## Consigne
Réécrivez le passage du texte sur le retournement de la lumière qui va de « Quand la lumière, qui » à « intérieurs ou extérieurs. », en substituant « discordante » à « conflictuelle ».

## Texte fourni
■ ■ ■
Selon des commentaires de Thomas Cleary du manuel de méthodes de clarification de l'esprit intitulé Le secret de la Fleur d'or.
L'art du
retournement de la lumière
Cet "art" était enseigné par le taoïsme de la branche nord, influencé
par le bouddhisme chan. Il exclut les systèmes de manipulation
physiologique de l'énergie tels que les enseigne le taoïsme de la
branche sud, influencé par le bouddhisme tantrique.
Le « retournement de
la lumière » consiste à mentalement « tourner le
regard » en soi, vers la source de la conscience.
Quand la lumière, qui
représente la fonction de la conscience inconditionnée, est
« retournée » et dirigée vers sa propre source,
l'esprit se dégage de l'influence de l'environnement et des facteurs
psychologiques. Avec entre autres pour conséquence que l'énergie
physique est conservée et purifiée, du fait même qu'elle
n'intervient plus de manière conflictuelle dans les états
intérieurs ou extérieurs.
■ ■ ■
## Données fournies
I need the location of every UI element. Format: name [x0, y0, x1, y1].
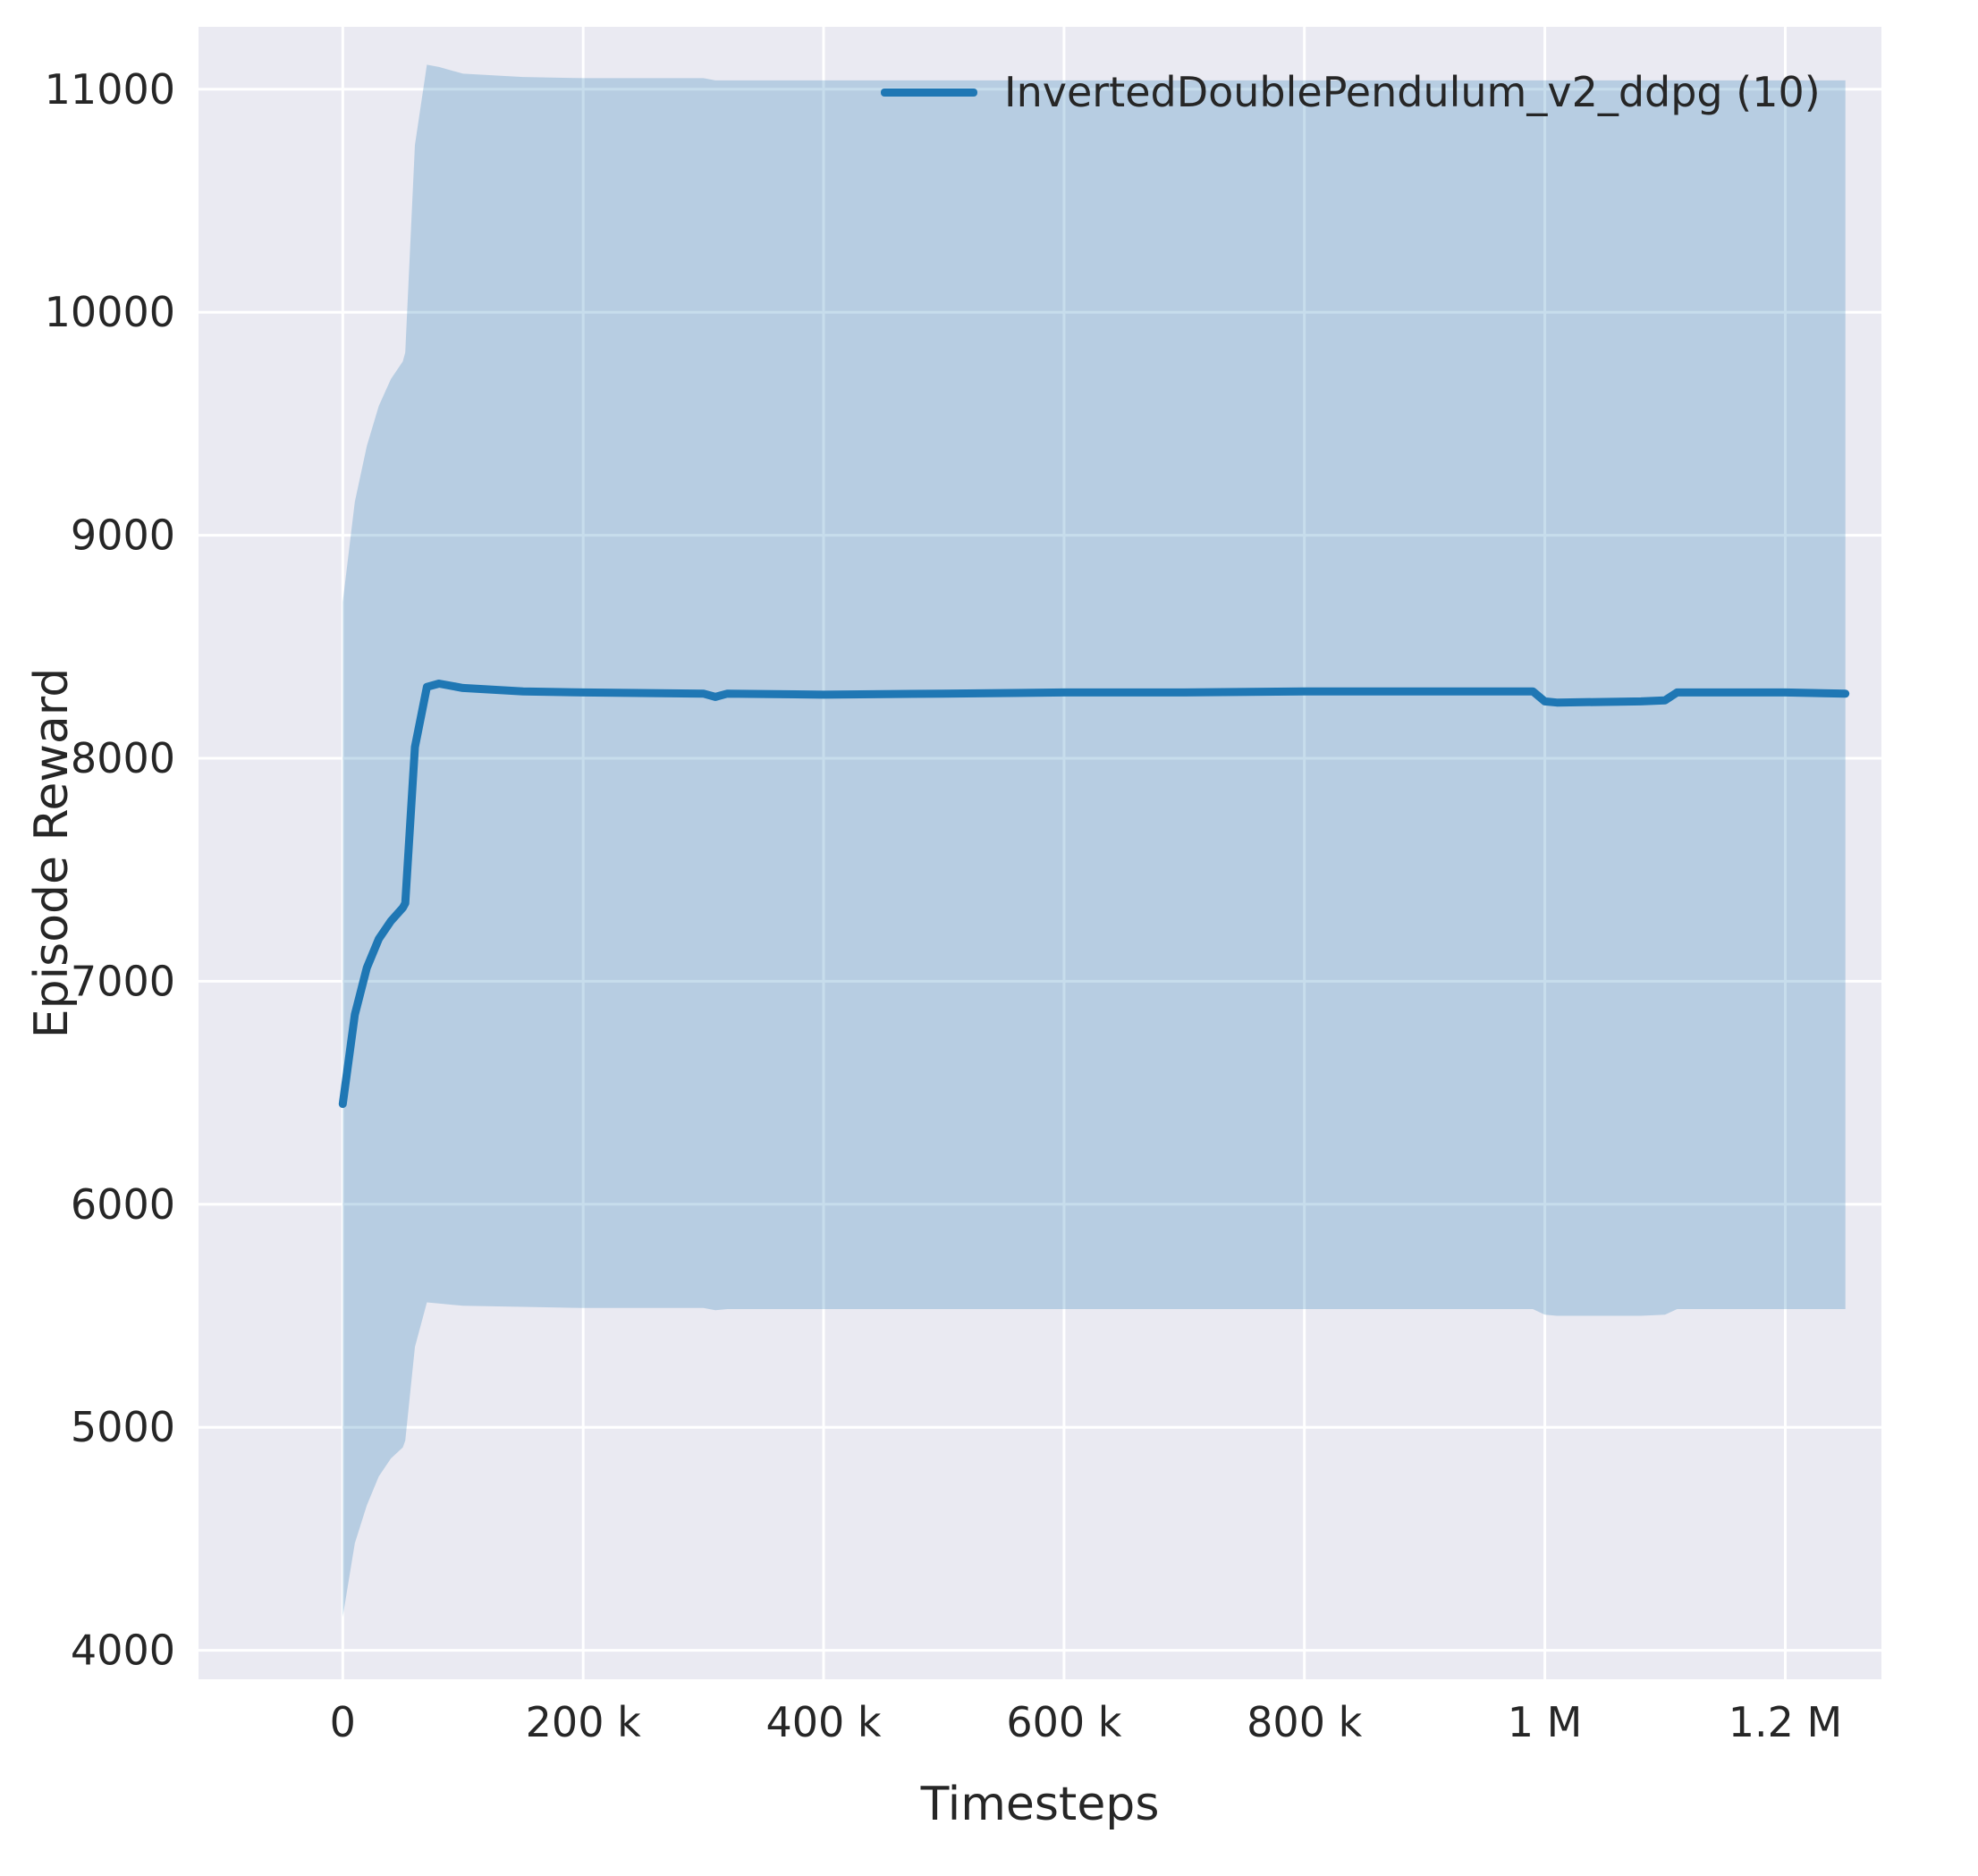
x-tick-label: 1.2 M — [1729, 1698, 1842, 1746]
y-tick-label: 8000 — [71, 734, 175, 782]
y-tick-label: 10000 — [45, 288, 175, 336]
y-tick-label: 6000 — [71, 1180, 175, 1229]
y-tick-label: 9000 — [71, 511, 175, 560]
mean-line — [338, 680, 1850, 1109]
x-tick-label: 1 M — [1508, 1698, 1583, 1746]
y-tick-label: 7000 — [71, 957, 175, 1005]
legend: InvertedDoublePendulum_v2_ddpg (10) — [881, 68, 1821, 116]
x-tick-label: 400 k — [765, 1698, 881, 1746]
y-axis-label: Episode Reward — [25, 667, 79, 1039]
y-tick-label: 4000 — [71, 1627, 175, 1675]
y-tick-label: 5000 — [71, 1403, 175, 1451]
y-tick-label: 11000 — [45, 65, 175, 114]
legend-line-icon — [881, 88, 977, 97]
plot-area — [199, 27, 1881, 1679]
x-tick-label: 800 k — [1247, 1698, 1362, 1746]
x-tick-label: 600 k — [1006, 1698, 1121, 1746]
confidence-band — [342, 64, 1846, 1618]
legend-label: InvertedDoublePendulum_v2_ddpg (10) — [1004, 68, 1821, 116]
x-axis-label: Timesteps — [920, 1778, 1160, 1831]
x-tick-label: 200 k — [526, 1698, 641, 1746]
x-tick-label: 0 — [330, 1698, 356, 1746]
■ ■ ■
## Résultat
Quand la lumière, qui
représente la fonction de la conscience inconditionnée, est
« retournée » et dirigée vers sa propre source,
l'esprit se dégage de l'influence de l'environnement et des facteurs
psychologiques. Avec entre autres pour conséquence que l'énergie
physique est conservée et purifiée, du fait même qu'elle
n'intervient plus de manière discordante dans les états
intérieurs ou extérieurs.